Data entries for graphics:

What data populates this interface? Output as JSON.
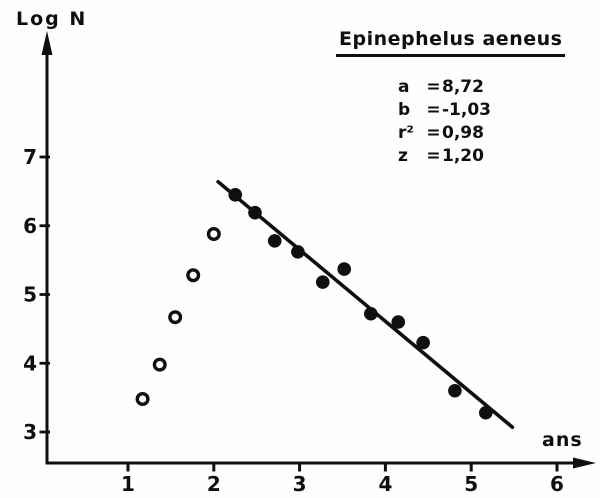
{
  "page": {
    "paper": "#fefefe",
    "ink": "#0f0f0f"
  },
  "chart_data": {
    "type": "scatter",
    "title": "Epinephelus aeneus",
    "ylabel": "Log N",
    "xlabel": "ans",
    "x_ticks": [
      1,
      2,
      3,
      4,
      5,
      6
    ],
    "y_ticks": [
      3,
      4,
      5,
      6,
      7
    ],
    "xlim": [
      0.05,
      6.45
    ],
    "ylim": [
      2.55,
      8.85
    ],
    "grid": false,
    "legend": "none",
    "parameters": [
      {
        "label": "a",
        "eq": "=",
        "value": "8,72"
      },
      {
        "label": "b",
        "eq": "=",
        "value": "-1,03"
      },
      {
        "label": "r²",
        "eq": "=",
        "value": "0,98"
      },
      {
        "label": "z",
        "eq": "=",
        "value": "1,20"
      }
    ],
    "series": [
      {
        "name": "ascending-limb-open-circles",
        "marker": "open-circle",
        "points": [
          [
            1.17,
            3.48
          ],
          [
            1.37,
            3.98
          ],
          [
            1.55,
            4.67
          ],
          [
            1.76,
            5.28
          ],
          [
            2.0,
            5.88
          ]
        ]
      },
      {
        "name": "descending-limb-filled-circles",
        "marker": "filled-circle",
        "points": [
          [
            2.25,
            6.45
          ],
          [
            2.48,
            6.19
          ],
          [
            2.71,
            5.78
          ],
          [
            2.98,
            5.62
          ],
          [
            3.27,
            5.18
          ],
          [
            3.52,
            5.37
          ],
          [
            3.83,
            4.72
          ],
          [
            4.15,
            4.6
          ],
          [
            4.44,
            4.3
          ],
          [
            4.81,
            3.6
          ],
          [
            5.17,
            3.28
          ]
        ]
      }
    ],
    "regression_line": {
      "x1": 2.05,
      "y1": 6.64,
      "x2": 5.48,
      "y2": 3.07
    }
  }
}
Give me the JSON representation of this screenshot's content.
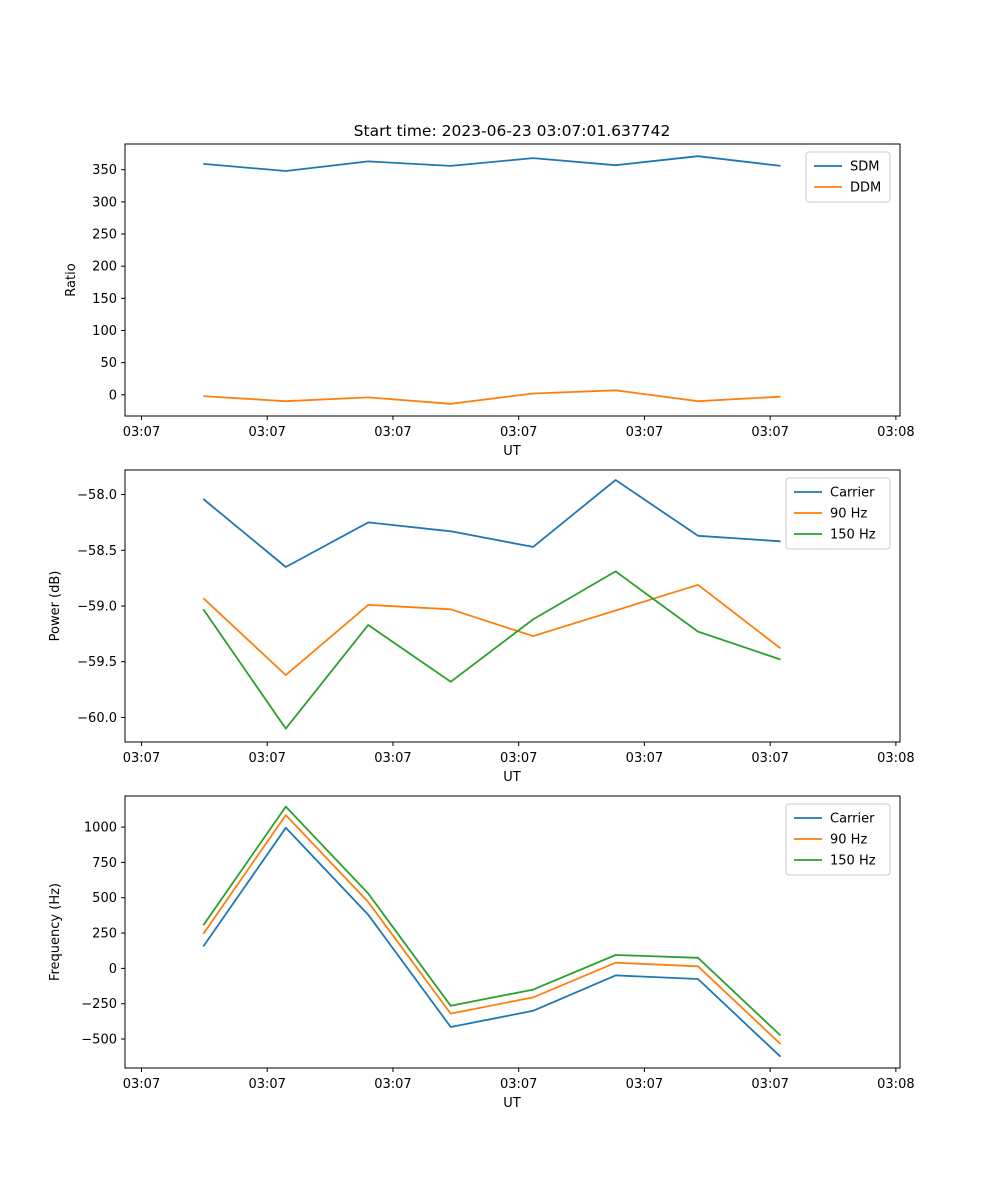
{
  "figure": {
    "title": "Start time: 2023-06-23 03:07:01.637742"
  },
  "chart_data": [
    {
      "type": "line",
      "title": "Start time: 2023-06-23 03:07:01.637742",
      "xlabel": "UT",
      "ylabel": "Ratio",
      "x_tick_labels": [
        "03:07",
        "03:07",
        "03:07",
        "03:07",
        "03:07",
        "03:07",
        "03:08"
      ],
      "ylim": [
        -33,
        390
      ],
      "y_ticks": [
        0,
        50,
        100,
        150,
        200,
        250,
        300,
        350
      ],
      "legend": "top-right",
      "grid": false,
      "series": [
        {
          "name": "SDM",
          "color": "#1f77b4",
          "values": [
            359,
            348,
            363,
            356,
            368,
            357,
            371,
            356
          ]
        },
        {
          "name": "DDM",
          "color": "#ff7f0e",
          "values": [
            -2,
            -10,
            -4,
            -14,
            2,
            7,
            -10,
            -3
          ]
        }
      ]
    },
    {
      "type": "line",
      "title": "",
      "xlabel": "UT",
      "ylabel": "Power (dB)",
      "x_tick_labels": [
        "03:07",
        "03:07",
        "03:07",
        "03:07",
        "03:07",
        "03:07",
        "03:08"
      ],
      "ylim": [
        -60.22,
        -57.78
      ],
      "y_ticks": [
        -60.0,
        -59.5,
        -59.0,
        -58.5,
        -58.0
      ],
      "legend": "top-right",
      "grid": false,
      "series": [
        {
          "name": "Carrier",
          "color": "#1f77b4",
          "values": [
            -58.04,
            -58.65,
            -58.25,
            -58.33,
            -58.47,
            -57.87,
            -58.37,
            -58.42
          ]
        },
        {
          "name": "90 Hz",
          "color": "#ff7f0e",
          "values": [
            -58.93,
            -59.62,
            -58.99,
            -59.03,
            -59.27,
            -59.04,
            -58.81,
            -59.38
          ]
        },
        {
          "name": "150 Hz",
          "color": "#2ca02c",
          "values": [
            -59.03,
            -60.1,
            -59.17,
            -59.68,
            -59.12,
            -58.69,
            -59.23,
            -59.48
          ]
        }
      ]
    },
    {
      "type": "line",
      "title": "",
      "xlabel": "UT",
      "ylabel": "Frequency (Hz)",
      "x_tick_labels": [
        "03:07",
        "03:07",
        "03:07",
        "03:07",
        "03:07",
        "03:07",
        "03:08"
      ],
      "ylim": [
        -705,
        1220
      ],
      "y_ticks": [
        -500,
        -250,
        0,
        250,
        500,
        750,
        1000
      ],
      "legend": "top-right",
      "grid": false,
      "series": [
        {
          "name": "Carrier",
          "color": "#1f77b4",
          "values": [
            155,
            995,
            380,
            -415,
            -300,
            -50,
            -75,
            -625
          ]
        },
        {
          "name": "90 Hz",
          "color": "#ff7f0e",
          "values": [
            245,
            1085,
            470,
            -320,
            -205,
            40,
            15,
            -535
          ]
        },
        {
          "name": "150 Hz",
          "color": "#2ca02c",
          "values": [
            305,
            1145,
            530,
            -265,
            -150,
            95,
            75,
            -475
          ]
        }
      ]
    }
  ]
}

- [GOAL]:
Pull out and copy each line containing the string "marker".

- [THE COMPLETED TASK]:
        "marker": "open-circle",
        "marker": "filled-circle",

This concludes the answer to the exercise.